■ **SHORT PROBLEM**
Select the lines below containing the word "Revenues".

## START DATA EXTRACT

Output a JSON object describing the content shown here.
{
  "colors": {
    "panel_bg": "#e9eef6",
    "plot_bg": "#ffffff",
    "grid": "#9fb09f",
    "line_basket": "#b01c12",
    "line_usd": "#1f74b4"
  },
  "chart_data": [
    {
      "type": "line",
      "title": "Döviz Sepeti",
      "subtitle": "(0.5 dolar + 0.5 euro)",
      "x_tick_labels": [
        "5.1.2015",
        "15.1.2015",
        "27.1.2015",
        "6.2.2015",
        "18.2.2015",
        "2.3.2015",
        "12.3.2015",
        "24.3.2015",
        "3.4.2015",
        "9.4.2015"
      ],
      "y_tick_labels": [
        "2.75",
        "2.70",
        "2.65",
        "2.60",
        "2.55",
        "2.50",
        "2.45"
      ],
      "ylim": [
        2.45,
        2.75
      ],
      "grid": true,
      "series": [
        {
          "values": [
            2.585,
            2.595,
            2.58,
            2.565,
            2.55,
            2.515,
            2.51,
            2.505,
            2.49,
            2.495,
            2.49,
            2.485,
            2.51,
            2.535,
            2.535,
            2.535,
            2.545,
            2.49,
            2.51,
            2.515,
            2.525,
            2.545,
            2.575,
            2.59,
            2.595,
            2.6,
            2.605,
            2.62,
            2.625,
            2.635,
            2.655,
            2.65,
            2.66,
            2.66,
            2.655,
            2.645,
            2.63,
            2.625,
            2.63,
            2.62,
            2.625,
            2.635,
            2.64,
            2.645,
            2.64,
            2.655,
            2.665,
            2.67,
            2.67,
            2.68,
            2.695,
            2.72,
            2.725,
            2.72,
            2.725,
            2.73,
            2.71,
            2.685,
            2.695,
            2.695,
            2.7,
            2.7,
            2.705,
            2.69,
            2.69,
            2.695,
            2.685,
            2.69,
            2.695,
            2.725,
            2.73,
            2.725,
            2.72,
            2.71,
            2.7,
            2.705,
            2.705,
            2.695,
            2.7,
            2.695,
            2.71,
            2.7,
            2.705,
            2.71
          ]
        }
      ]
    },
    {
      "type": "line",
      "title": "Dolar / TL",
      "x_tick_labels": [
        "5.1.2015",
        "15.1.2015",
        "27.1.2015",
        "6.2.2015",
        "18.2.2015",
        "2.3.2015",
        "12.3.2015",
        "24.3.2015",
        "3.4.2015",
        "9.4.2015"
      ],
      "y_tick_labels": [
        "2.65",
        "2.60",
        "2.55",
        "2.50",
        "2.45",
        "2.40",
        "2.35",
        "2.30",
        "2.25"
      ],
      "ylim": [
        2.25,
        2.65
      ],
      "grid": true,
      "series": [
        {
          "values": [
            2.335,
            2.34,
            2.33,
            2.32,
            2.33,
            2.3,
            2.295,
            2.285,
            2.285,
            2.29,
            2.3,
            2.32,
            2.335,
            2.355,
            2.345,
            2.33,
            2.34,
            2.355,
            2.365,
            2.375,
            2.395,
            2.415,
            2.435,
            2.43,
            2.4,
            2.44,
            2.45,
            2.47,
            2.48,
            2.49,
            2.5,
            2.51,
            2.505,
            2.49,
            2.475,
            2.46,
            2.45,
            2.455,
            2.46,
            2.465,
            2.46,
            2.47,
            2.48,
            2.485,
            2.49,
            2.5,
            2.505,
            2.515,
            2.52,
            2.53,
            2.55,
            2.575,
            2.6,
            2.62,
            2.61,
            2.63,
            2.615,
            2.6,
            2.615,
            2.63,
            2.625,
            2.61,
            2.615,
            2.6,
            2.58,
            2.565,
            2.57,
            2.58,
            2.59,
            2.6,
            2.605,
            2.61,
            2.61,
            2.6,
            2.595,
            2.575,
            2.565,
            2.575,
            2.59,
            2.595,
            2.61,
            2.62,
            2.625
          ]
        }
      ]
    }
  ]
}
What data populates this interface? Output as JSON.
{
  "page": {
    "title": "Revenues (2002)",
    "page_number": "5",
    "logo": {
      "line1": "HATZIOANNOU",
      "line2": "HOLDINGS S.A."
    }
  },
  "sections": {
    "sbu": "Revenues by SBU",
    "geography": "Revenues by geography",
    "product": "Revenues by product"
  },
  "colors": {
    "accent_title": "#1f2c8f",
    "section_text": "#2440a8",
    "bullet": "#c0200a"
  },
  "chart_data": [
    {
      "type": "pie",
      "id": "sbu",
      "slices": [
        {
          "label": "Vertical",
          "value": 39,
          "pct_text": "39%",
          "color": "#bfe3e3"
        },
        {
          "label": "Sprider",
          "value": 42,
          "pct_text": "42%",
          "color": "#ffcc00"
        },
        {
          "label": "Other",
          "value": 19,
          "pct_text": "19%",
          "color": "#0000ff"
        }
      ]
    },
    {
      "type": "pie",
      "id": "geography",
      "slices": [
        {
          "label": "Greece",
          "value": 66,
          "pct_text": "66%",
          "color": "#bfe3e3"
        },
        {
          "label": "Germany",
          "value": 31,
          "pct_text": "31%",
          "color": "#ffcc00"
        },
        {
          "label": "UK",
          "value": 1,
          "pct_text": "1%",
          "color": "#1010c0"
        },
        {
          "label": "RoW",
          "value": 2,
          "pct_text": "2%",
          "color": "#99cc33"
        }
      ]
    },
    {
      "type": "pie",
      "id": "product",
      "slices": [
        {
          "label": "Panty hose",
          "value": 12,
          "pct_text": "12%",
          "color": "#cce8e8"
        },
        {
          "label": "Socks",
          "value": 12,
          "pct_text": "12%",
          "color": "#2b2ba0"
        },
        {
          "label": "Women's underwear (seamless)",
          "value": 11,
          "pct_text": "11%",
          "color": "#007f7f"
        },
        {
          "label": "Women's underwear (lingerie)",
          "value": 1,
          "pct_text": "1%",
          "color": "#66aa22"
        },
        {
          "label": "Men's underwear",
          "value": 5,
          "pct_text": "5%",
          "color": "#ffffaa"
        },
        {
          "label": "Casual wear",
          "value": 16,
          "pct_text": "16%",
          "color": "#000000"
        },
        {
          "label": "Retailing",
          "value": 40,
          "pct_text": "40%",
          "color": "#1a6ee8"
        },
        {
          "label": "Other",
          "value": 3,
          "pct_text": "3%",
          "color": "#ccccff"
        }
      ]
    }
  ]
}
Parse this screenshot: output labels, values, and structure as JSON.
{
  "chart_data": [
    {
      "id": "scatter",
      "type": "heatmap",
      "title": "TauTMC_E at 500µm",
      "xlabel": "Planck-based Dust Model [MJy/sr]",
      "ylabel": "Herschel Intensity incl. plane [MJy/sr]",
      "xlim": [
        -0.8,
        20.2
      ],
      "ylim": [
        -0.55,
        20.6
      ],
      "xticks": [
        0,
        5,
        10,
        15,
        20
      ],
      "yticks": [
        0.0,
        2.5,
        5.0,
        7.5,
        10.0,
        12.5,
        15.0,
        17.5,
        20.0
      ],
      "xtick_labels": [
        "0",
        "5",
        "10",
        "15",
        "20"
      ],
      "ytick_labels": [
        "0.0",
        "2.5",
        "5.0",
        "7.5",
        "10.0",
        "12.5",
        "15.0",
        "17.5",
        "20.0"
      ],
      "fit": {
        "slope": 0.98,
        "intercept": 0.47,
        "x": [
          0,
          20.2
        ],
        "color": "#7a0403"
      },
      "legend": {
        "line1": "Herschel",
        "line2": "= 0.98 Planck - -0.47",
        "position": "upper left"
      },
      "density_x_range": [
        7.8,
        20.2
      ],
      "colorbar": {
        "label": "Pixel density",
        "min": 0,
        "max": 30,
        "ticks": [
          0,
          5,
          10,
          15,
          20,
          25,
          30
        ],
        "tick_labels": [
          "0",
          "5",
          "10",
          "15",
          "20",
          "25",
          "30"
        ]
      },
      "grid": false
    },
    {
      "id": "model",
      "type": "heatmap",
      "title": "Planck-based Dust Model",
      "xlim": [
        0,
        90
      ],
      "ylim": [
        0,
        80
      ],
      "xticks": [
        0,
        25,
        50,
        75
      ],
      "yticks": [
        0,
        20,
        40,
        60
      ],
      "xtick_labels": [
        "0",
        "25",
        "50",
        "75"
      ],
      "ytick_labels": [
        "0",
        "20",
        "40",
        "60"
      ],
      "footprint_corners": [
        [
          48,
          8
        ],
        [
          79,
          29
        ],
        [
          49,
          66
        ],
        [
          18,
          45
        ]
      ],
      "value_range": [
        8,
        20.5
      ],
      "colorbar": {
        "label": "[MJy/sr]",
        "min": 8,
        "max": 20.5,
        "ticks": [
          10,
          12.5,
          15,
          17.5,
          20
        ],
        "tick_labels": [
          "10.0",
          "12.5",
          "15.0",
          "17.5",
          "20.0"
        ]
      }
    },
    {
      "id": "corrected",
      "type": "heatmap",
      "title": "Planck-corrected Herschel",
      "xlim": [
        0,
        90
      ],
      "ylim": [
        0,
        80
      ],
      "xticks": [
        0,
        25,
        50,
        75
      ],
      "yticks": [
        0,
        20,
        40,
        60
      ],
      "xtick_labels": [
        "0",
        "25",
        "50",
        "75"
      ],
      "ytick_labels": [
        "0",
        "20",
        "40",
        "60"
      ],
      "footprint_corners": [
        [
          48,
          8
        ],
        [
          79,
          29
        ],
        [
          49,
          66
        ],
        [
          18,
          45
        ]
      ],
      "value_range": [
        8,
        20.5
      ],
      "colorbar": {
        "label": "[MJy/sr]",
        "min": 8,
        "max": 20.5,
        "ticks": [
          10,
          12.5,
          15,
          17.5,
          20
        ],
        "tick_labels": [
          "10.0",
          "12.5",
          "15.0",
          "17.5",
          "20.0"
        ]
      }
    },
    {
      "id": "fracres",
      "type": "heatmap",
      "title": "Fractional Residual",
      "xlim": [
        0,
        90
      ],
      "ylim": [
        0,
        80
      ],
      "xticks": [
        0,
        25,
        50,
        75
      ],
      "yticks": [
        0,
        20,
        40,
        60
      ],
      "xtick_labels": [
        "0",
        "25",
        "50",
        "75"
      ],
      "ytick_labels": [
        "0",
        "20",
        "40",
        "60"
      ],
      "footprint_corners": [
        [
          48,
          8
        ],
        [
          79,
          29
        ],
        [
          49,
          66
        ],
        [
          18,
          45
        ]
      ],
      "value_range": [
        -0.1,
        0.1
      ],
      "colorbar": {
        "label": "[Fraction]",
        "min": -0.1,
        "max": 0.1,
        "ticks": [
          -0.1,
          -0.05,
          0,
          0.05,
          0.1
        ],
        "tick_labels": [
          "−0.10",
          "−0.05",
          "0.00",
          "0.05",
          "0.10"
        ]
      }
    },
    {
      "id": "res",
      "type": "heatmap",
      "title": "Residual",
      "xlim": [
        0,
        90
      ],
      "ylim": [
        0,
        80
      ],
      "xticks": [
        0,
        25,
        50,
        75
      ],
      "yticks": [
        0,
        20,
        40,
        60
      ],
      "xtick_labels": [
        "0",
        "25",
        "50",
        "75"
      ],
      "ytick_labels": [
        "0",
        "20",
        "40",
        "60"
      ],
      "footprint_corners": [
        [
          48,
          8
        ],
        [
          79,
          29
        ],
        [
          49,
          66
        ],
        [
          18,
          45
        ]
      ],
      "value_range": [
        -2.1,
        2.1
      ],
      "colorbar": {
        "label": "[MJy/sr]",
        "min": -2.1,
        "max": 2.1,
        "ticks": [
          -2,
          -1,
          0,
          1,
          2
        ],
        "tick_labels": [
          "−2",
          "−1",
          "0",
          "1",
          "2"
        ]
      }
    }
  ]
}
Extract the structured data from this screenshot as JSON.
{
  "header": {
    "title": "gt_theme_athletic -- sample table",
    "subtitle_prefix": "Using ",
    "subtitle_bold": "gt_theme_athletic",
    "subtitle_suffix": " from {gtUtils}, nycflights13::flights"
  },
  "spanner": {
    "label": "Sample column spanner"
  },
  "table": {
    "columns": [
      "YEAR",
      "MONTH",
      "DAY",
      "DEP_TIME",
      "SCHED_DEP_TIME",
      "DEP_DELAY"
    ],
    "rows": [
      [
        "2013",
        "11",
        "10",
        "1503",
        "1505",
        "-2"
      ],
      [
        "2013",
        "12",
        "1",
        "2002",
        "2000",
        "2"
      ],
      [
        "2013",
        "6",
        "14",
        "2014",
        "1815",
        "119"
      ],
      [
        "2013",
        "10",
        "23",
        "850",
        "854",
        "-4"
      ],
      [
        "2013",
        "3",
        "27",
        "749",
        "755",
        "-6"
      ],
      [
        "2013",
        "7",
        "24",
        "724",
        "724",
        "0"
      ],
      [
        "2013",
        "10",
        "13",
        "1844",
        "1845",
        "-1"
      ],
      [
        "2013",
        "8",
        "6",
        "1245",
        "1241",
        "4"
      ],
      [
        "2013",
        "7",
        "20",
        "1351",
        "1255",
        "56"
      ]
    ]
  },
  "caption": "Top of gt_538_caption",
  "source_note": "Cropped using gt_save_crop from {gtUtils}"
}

## END DATA EXTRACT

■ **EXPECTED OUTPUT**
    "title": "Revenues (2002)",
    "sbu": "Revenues by SBU",
    "geography": "Revenues by geography",
    "product": "Revenues by product"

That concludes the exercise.